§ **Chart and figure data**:
================
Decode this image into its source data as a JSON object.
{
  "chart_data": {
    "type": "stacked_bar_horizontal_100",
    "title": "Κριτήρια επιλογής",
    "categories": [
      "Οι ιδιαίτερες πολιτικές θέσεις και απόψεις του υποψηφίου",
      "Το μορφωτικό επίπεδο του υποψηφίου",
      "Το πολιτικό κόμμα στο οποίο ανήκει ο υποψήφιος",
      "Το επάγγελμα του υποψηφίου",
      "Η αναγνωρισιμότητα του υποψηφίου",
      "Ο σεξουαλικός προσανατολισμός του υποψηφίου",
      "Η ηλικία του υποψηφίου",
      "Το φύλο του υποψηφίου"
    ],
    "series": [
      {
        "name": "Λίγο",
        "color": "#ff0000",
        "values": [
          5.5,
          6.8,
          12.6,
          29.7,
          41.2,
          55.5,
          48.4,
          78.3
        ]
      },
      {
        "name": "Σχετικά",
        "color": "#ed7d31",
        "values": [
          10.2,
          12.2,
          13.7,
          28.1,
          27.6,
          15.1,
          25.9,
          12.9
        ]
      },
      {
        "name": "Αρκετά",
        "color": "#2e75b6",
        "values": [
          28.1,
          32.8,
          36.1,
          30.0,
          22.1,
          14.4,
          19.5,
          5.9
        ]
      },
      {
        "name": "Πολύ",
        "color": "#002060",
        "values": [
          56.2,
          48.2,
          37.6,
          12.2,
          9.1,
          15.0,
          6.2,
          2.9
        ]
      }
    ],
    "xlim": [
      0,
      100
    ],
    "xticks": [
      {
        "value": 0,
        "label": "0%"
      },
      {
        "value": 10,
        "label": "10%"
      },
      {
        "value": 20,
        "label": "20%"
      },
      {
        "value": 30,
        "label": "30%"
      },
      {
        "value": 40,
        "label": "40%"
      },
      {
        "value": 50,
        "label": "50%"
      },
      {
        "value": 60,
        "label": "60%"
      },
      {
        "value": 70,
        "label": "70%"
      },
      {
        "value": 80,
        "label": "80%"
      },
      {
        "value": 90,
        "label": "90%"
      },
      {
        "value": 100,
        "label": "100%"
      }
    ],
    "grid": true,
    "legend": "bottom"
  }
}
================
§ **Set exercise**:
State the count of lines that contain the string "name". Nothing else is needed.

§ **Right answer**:
4